(Figure dataset records)
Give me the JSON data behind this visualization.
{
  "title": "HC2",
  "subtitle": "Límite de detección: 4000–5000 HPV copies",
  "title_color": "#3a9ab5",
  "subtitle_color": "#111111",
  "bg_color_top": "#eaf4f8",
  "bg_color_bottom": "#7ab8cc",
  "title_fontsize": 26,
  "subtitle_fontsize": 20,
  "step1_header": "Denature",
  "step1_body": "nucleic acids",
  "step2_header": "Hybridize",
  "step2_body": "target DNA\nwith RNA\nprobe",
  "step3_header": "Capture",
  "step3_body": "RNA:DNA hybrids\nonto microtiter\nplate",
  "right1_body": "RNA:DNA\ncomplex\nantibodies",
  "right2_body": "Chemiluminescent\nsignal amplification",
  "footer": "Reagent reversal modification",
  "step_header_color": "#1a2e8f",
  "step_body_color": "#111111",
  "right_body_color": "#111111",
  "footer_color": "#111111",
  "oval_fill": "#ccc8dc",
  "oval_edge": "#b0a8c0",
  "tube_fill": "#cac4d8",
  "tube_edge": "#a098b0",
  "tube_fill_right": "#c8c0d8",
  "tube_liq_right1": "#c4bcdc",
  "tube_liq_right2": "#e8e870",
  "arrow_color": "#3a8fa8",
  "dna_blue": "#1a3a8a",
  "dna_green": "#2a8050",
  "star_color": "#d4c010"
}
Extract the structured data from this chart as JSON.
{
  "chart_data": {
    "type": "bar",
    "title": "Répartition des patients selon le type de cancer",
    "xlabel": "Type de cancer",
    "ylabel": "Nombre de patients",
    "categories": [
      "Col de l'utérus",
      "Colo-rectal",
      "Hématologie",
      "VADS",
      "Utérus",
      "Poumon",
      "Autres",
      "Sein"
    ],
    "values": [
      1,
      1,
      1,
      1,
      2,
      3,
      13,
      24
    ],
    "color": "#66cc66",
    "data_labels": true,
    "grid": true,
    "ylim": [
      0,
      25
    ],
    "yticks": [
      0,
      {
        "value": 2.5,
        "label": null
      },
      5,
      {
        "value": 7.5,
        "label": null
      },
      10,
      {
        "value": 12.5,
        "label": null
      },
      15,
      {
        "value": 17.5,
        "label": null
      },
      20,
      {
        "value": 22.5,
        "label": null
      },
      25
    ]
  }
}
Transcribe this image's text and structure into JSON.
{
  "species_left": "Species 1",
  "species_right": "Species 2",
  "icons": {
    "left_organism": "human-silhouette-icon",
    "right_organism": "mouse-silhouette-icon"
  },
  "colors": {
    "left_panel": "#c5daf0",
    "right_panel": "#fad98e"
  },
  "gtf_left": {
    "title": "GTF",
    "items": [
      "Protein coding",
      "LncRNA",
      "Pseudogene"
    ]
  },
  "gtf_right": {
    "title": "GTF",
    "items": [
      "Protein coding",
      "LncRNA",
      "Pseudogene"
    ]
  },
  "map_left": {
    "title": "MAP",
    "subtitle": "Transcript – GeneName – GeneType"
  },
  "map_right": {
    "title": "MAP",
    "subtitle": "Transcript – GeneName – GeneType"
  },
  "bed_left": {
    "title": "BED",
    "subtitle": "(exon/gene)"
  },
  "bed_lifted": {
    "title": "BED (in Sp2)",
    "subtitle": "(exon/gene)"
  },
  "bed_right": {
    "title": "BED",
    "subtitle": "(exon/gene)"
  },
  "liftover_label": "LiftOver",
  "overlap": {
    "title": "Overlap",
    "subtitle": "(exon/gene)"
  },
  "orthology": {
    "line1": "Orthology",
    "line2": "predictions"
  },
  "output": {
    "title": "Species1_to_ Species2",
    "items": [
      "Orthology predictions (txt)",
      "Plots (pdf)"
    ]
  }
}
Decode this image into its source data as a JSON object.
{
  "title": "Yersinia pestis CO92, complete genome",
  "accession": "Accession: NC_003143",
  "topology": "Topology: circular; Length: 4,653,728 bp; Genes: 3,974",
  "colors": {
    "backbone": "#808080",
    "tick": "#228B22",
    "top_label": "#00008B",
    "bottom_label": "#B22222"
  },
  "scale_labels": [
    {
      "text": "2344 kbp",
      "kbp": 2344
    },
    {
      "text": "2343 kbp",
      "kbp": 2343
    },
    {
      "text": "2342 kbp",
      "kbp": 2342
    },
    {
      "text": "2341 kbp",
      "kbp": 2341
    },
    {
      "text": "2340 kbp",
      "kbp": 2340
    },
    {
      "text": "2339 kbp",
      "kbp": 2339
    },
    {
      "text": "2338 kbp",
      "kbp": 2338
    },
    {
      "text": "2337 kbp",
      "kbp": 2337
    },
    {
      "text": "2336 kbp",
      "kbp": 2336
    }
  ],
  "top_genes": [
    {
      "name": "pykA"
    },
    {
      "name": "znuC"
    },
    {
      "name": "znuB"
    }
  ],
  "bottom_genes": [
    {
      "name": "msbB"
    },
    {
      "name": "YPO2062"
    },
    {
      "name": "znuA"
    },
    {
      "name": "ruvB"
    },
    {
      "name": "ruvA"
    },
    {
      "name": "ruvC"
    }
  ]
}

#### DESCRIPTION OF THE TASK:
Transcribe all records exactly as written.

#### RESPONSE TO THIS TASK:
Give me the JSON data behind this visualization.
{
  "title": "HC2",
  "subtitle": "Límite de detección: 4000–5000 HPV copies",
  "title_color": "#3a9ab5",
  "subtitle_color": "#111111",
  "bg_color_top": "#eaf4f8",
  "bg_color_bottom": "#7ab8cc",
  "title_fontsize": 26,
  "subtitle_fontsize": 20,
  "step1_header": "Denature",
  "step1_body": "nucleic acids",
  "step2_header": "Hybridize",
  "step2_body": "target DNA\nwith RNA\nprobe",
  "step3_header": "Capture",
  "step3_body": "RNA:DNA hybrids\nonto microtiter\nplate",
  "right1_body": "RNA:DNA\ncomplex\nantibodies",
  "right2_body": "Chemiluminescent\nsignal amplification",
  "footer": "Reagent reversal modification",
  "step_header_color": "#1a2e8f",
  "step_body_color": "#111111",
  "right_body_color": "#111111",
  "footer_color": "#111111",
  "oval_fill": "#ccc8dc",
  "oval_edge": "#b0a8c0",
  "tube_fill": "#cac4d8",
  "tube_edge": "#a098b0",
  "tube_fill_right": "#c8c0d8",
  "tube_liq_right1": "#c4bcdc",
  "tube_liq_right2": "#e8e870",
  "arrow_color": "#3a8fa8",
  "dna_blue": "#1a3a8a",
  "dna_green": "#2a8050",
  "star_color": "#d4c010"
}
Extract the structured data from this chart as JSON.
{
  "chart_data": {
    "type": "bar",
    "title": "Répartition des patients selon le type de cancer",
    "xlabel": "Type de cancer",
    "ylabel": "Nombre de patients",
    "categories": [
      "Col de l'utérus",
      "Colo-rectal",
      "Hématologie",
      "VADS",
      "Utérus",
      "Poumon",
      "Autres",
      "Sein"
    ],
    "values": [
      1,
      1,
      1,
      1,
      2,
      3,
      13,
      24
    ],
    "color": "#66cc66",
    "data_labels": true,
    "grid": true,
    "ylim": [
      0,
      25
    ],
    "yticks": [
      0,
      {
        "value": 2.5,
        "label": null
      },
      5,
      {
        "value": 7.5,
        "label": null
      },
      10,
      {
        "value": 12.5,
        "label": null
      },
      15,
      {
        "value": 17.5,
        "label": null
      },
      20,
      {
        "value": 22.5,
        "label": null
      },
      25
    ]
  }
}
Transcribe this image's text and structure into JSON.
{
  "species_left": "Species 1",
  "species_right": "Species 2",
  "icons": {
    "left_organism": "human-silhouette-icon",
    "right_organism": "mouse-silhouette-icon"
  },
  "colors": {
    "left_panel": "#c5daf0",
    "right_panel": "#fad98e"
  },
  "gtf_left": {
    "title": "GTF",
    "items": [
      "Protein coding",
      "LncRNA",
      "Pseudogene"
    ]
  },
  "gtf_right": {
    "title": "GTF",
    "items": [
      "Protein coding",
      "LncRNA",
      "Pseudogene"
    ]
  },
  "map_left": {
    "title": "MAP",
    "subtitle": "Transcript – GeneName – GeneType"
  },
  "map_right": {
    "title": "MAP",
    "subtitle": "Transcript – GeneName – GeneType"
  },
  "bed_left": {
    "title": "BED",
    "subtitle": "(exon/gene)"
  },
  "bed_lifted": {
    "title": "BED (in Sp2)",
    "subtitle": "(exon/gene)"
  },
  "bed_right": {
    "title": "BED",
    "subtitle": "(exon/gene)"
  },
  "liftover_label": "LiftOver",
  "overlap": {
    "title": "Overlap",
    "subtitle": "(exon/gene)"
  },
  "orthology": {
    "line1": "Orthology",
    "line2": "predictions"
  },
  "output": {
    "title": "Species1_to_ Species2",
    "items": [
      "Orthology predictions (txt)",
      "Plots (pdf)"
    ]
  }
}
Decode this image into its source data as a JSON object.
{
  "title": "Yersinia pestis CO92, complete genome",
  "accession": "Accession: NC_003143",
  "topology": "Topology: circular; Length: 4,653,728 bp; Genes: 3,974",
  "colors": {
    "backbone": "#808080",
    "tick": "#228B22",
    "top_label": "#00008B",
    "bottom_label": "#B22222"
  },
  "scale_labels": [
    {
      "text": "2344 kbp",
      "kbp": 2344
    },
    {
      "text": "2343 kbp",
      "kbp": 2343
    },
    {
      "text": "2342 kbp",
      "kbp": 2342
    },
    {
      "text": "2341 kbp",
      "kbp": 2341
    },
    {
      "text": "2340 kbp",
      "kbp": 2340
    },
    {
      "text": "2339 kbp",
      "kbp": 2339
    },
    {
      "text": "2338 kbp",
      "kbp": 2338
    },
    {
      "text": "2337 kbp",
      "kbp": 2337
    },
    {
      "text": "2336 kbp",
      "kbp": 2336
    }
  ],
  "top_genes": [
    {
      "name": "pykA"
    },
    {
      "name": "znuC"
    },
    {
      "name": "znuB"
    }
  ],
  "bottom_genes": [
    {
      "name": "msbB"
    },
    {
      "name": "YPO2062"
    },
    {
      "name": "znuA"
    },
    {
      "name": "ruvB"
    },
    {
      "name": "ruvA"
    },
    {
      "name": "ruvC"
    }
  ]
}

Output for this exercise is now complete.